==== Raw records
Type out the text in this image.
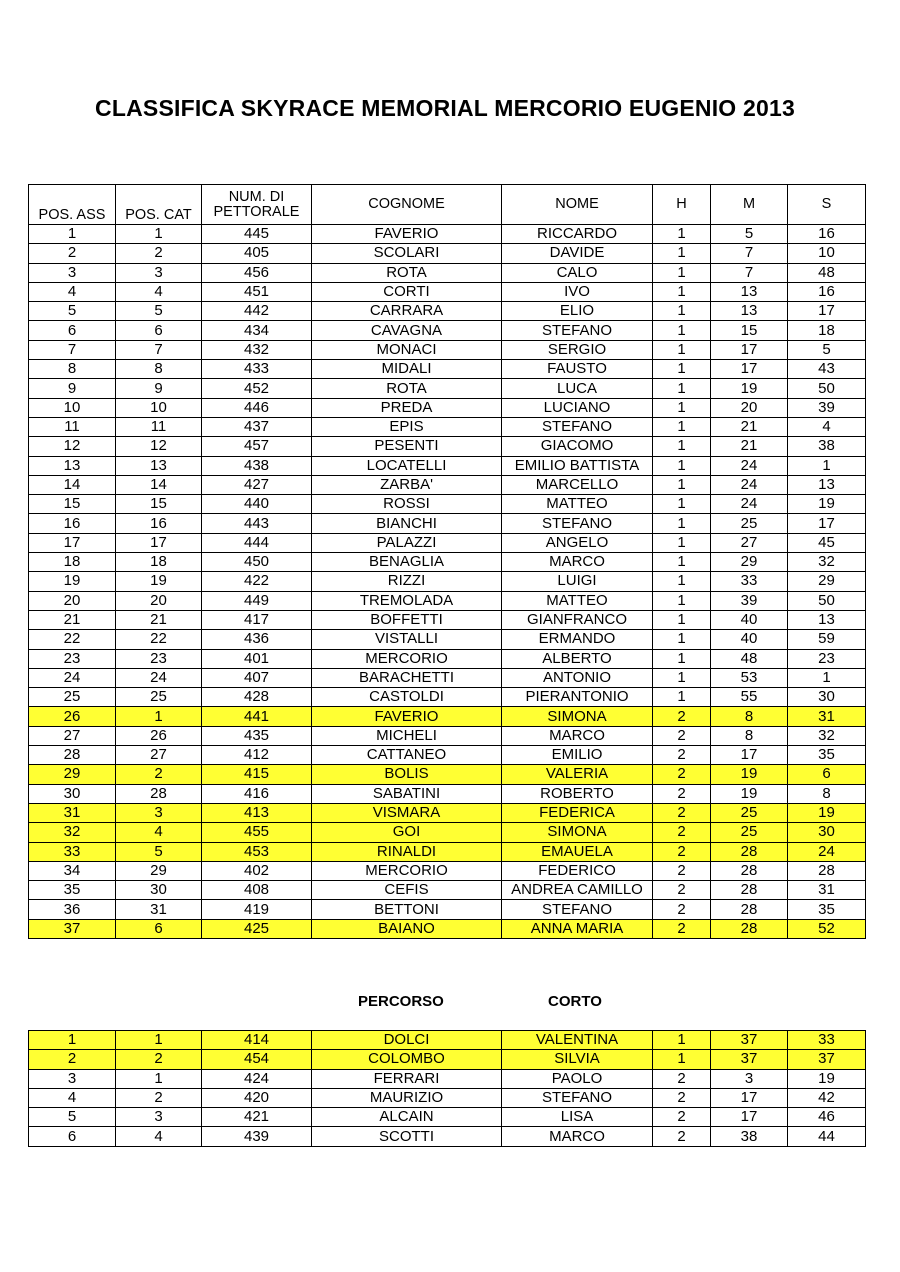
CLASSIFICA SKYRACE MEMORIAL MERCORIO EUGENIO 2013
POS. ASS	POS. CAT	NUM. DI PETTORALE	COGNOME	NOME	H	M	S
1	1	445	FAVERIO	RICCARDO	1	5	16
2	2	405	SCOLARI	DAVIDE	1	7	10
3	3	456	ROTA	CALO	1	7	48
4	4	451	CORTI	IVO	1	13	16
5	5	442	CARRARA	ELIO	1	13	17
6	6	434	CAVAGNA	STEFANO	1	15	18
7	7	432	MONACI	SERGIO	1	17	5
8	8	433	MIDALI	FAUSTO	1	17	43
9	9	452	ROTA	LUCA	1	19	50
10	10	446	PREDA	LUCIANO	1	20	39
11	11	437	EPIS	STEFANO	1	21	4
12	12	457	PESENTI	GIACOMO	1	21	38
13	13	438	LOCATELLI	EMILIO BATTISTA	1	24	1
14	14	427	ZARBA'	MARCELLO	1	24	13
15	15	440	ROSSI	MATTEO	1	24	19
16	16	443	BIANCHI	STEFANO	1	25	17
17	17	444	PALAZZI	ANGELO	1	27	45
18	18	450	BENAGLIA	MARCO	1	29	32
19	19	422	RIZZI	LUIGI	1	33	29
20	20	449	TREMOLADA	MATTEO	1	39	50
21	21	417	BOFFETTI	GIANFRANCO	1	40	13
22	22	436	VISTALLI	ERMANDO	1	40	59
23	23	401	MERCORIO	ALBERTO	1	48	23
24	24	407	BARACHETTI	ANTONIO	1	53	1
25	25	428	CASTOLDI	PIERANTONIO	1	55	30
26	1	441	FAVERIO	SIMONA	2	8	31
27	26	435	MICHELI	MARCO	2	8	32
28	27	412	CATTANEO	EMILIO	2	17	35
29	2	415	BOLIS	VALERIA	2	19	6
30	28	416	SABATINI	ROBERTO	2	19	8
31	3	413	VISMARA	FEDERICA	2	25	19
32	4	455	GOI	SIMONA	2	25	30
33	5	453	RINALDI	EMAUELA	2	28	24
34	29	402	MERCORIO	FEDERICO	2	28	28
35	30	408	CEFIS	ANDREA CAMILLO	2	28	31
36	31	419	BETTONI	STEFANO	2	28	35
37	6	425	BAIANO	ANNA MARIA	2	28	52
PERCORSO	CORTO
1	1	414	DOLCI	VALENTINA	1	37	33
2	2	454	COLOMBO	SILVIA	1	37	37
3	1	424	FERRARI	PAOLO	2	3	19
4	2	420	MAURIZIO	STEFANO	2	17	42
5	3	421	ALCAIN	LISA	2	17	46
6	4	439	SCOTTI	MARCO	2	38	44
========
* The problem
The data should be printed again unchanged; leave its pictures out.

* The reply
Type out the text in this image.
CLASSIFICA SKYRACE MEMORIAL MERCORIO EUGENIO 2013
POS. ASS	POS. CAT	NUM. DI PETTORALE	COGNOME	NOME	H	M	S
1	1	445	FAVERIO	RICCARDO	1	5	16
2	2	405	SCOLARI	DAVIDE	1	7	10
3	3	456	ROTA	CALO	1	7	48
4	4	451	CORTI	IVO	1	13	16
5	5	442	CARRARA	ELIO	1	13	17
6	6	434	CAVAGNA	STEFANO	1	15	18
7	7	432	MONACI	SERGIO	1	17	5
8	8	433	MIDALI	FAUSTO	1	17	43
9	9	452	ROTA	LUCA	1	19	50
10	10	446	PREDA	LUCIANO	1	20	39
11	11	437	EPIS	STEFANO	1	21	4
12	12	457	PESENTI	GIACOMO	1	21	38
13	13	438	LOCATELLI	EMILIO BATTISTA	1	24	1
14	14	427	ZARBA'	MARCELLO	1	24	13
15	15	440	ROSSI	MATTEO	1	24	19
16	16	443	BIANCHI	STEFANO	1	25	17
17	17	444	PALAZZI	ANGELO	1	27	45
18	18	450	BENAGLIA	MARCO	1	29	32
19	19	422	RIZZI	LUIGI	1	33	29
20	20	449	TREMOLADA	MATTEO	1	39	50
21	21	417	BOFFETTI	GIANFRANCO	1	40	13
22	22	436	VISTALLI	ERMANDO	1	40	59
23	23	401	MERCORIO	ALBERTO	1	48	23
24	24	407	BARACHETTI	ANTONIO	1	53	1
25	25	428	CASTOLDI	PIERANTONIO	1	55	30
26	1	441	FAVERIO	SIMONA	2	8	31
27	26	435	MICHELI	MARCO	2	8	32
28	27	412	CATTANEO	EMILIO	2	17	35
29	2	415	BOLIS	VALERIA	2	19	6
30	28	416	SABATINI	ROBERTO	2	19	8
31	3	413	VISMARA	FEDERICA	2	25	19
32	4	455	GOI	SIMONA	2	25	30
33	5	453	RINALDI	EMAUELA	2	28	24
34	29	402	MERCORIO	FEDERICO	2	28	28
35	30	408	CEFIS	ANDREA CAMILLO	2	28	31
36	31	419	BETTONI	STEFANO	2	28	35
37	6	425	BAIANO	ANNA MARIA	2	28	52
PERCORSO	CORTO
1	1	414	DOLCI	VALENTINA	1	37	33
2	2	454	COLOMBO	SILVIA	1	37	37
3	1	424	FERRARI	PAOLO	2	3	19
4	2	420	MAURIZIO	STEFANO	2	17	42
5	3	421	ALCAIN	LISA	2	17	46
6	4	439	SCOTTI	MARCO	2	38	44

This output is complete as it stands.